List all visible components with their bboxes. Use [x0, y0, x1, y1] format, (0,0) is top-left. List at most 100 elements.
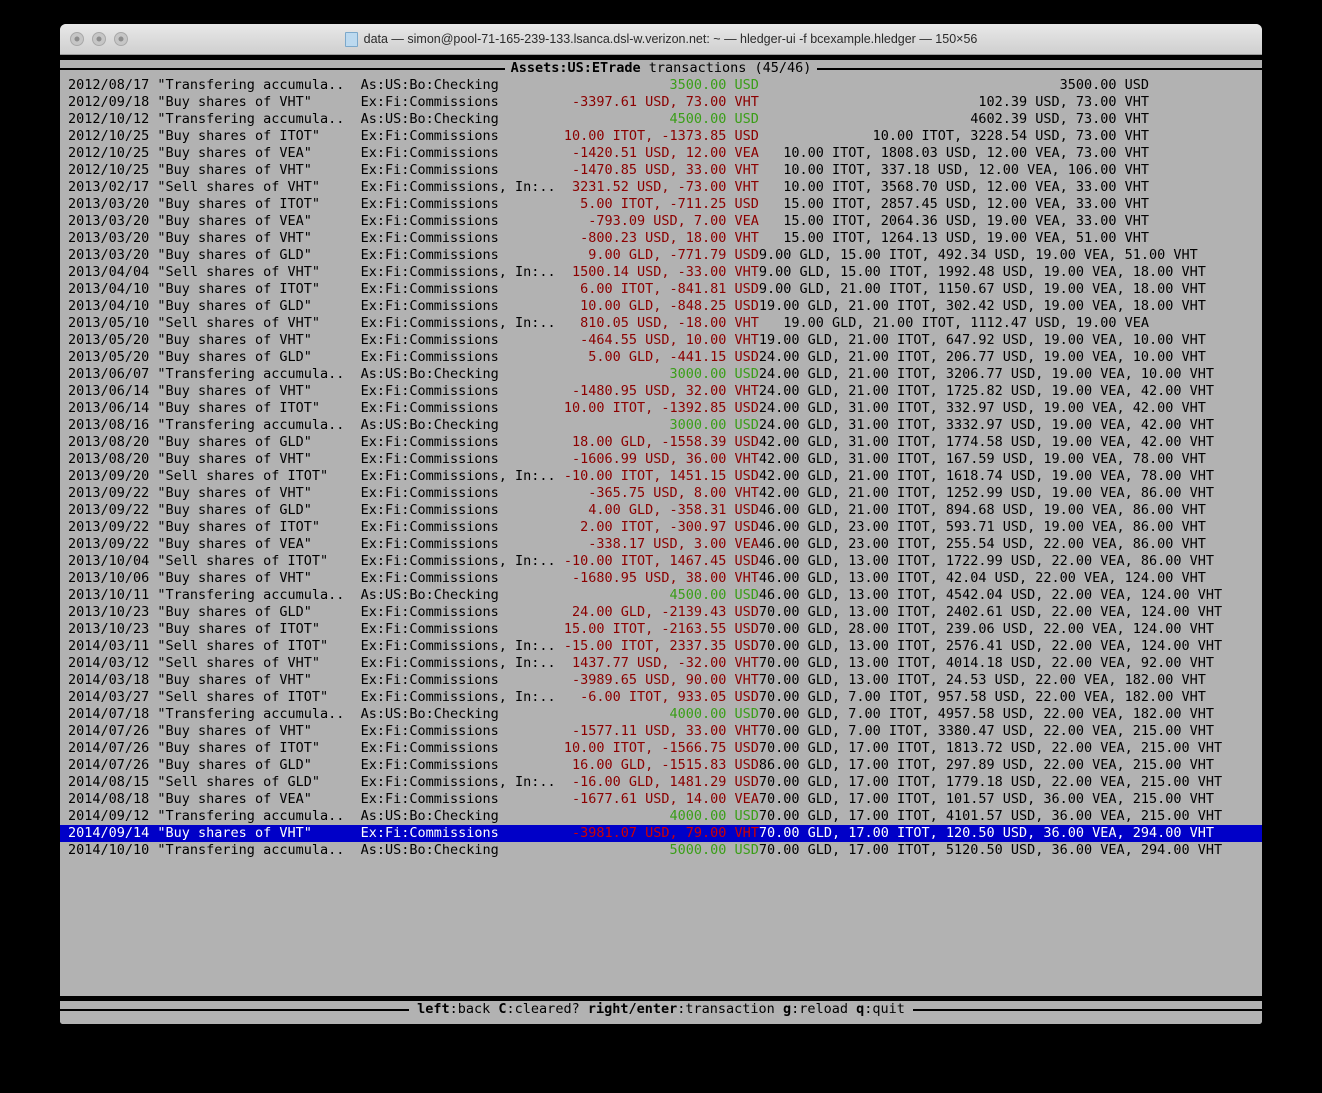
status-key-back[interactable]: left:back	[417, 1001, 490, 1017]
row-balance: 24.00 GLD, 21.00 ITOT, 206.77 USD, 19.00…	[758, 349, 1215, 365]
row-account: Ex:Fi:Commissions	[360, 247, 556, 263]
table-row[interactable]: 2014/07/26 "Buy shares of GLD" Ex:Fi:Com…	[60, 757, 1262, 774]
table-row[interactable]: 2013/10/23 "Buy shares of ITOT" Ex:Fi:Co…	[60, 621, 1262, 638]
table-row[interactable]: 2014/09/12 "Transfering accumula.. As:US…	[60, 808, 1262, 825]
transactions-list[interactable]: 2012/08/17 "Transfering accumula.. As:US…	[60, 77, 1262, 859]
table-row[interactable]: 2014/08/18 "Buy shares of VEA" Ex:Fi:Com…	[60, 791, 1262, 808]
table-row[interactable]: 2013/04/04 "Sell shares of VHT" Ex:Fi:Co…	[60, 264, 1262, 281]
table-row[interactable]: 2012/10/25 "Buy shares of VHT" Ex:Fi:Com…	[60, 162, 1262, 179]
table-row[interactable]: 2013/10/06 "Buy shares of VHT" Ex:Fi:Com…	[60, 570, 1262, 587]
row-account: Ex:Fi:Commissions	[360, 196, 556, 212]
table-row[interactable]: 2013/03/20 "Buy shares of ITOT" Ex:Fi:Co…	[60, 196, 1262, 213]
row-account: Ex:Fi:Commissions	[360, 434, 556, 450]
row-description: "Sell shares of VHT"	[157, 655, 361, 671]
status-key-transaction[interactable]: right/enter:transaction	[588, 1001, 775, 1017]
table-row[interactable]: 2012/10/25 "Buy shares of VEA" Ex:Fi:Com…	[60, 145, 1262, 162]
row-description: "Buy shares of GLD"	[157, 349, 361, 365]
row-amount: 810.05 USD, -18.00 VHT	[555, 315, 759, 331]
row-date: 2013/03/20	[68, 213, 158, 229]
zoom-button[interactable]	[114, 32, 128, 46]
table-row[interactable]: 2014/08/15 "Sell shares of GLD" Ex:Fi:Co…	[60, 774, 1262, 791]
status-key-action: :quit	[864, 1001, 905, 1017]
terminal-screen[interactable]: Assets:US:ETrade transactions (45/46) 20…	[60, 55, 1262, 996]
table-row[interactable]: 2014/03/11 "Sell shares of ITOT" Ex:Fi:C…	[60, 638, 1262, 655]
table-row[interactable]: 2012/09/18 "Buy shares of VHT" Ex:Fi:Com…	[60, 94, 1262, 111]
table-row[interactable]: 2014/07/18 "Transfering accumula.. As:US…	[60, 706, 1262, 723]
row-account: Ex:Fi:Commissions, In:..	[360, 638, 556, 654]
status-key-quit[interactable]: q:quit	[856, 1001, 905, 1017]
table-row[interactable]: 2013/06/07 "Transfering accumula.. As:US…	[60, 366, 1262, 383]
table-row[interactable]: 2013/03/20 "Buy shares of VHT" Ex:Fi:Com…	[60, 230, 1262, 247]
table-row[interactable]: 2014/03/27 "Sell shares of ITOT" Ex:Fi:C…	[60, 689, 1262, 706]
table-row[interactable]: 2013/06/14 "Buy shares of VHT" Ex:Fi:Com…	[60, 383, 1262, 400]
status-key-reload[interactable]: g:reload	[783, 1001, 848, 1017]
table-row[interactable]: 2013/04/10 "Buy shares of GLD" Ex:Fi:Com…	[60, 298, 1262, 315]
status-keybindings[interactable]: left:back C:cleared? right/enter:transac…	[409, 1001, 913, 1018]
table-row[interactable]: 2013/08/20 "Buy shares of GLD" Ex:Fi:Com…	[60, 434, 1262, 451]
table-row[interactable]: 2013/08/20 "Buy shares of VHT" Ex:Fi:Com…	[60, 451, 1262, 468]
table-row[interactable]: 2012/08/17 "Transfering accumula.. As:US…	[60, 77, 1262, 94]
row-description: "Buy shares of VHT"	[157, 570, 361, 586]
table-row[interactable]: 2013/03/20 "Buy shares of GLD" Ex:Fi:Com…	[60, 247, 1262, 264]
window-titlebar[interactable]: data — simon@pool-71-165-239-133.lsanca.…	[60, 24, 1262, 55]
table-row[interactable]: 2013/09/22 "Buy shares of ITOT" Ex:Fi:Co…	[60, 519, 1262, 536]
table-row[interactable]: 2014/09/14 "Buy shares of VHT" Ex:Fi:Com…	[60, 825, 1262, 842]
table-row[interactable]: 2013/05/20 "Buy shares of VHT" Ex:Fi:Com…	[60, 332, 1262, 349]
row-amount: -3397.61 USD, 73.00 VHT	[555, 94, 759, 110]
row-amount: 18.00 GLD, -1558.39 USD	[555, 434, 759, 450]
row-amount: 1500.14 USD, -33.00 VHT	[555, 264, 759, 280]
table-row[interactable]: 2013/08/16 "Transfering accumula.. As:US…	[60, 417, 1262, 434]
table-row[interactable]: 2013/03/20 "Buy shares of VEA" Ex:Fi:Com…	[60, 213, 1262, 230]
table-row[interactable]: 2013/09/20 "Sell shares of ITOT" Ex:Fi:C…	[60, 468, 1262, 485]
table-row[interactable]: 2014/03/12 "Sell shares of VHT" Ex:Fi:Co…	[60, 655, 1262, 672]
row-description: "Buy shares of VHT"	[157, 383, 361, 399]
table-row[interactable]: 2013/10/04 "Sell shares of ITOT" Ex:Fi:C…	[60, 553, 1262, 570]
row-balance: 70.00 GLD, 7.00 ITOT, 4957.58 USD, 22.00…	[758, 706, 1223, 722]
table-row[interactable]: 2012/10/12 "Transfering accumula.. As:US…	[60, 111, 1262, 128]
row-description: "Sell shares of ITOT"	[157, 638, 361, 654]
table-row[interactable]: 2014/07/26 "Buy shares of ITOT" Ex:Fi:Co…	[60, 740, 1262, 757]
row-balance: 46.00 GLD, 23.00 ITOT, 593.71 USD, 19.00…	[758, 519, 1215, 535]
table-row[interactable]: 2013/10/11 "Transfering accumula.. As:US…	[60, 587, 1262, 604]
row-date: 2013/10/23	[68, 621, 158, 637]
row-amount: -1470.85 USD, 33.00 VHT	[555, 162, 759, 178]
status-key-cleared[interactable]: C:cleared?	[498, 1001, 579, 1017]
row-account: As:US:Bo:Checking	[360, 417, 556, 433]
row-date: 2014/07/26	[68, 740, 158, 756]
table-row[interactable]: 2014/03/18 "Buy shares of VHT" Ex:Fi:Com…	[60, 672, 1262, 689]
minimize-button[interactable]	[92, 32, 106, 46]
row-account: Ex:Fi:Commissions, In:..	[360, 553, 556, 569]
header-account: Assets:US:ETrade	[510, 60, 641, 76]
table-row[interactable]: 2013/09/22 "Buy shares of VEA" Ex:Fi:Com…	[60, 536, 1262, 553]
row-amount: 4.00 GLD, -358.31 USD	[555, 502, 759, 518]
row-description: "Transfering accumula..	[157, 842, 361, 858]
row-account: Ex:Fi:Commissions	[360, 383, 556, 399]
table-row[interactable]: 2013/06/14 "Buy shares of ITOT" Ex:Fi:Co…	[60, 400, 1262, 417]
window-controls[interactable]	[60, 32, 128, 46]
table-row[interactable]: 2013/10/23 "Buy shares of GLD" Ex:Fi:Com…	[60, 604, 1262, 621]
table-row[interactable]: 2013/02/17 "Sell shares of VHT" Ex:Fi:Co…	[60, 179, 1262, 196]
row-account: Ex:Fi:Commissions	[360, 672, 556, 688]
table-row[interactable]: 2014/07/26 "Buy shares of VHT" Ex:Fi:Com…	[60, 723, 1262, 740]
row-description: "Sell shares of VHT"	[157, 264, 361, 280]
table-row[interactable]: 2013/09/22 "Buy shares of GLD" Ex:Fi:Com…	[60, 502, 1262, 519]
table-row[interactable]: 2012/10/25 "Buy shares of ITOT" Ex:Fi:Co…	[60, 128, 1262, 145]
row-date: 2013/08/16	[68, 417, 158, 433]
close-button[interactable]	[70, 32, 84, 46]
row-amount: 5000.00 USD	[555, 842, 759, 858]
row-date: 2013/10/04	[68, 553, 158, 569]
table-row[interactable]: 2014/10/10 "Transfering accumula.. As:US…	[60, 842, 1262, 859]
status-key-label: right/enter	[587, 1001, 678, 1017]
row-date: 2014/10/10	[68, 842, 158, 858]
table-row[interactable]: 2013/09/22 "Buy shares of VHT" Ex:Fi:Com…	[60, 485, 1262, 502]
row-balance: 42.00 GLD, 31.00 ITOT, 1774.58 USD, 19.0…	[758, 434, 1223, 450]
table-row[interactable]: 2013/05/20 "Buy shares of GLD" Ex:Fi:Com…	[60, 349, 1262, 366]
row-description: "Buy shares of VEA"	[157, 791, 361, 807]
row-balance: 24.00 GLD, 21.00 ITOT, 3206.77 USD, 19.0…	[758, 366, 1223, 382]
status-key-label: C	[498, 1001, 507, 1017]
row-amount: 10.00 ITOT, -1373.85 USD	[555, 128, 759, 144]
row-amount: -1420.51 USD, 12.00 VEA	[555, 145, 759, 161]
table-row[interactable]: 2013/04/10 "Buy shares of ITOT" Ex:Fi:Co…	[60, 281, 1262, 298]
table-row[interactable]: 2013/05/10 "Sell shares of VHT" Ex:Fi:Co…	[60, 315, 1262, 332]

* **Задание**: Перепишите в виде нумерованного списка строки записей, начиная со строки с «1001, 490, 1017]» и заканчивая строкой с «621, 1262, 638]» включительно. Пустые строки пропустите, остальные строки не включайте.

* **Ожидаемый ответ**:
1. status-key-back[interactable]: left:back	[417, 1001, 490, 1017]
2. row-balance: 24.00 GLD, 21.00 ITOT, 206.77 USD, 19.00…	[758, 349, 1215, 365]
3. row-account: Ex:Fi:Commissions	[360, 247, 556, 263]
4. table-row[interactable]: 2014/07/26 "Buy shares of GLD" Ex:Fi:Com…	[60, 757, 1262, 774]
5. table-row[interactable]: 2013/10/23 "Buy shares of ITOT" Ex:Fi:Co…	[60, 621, 1262, 638]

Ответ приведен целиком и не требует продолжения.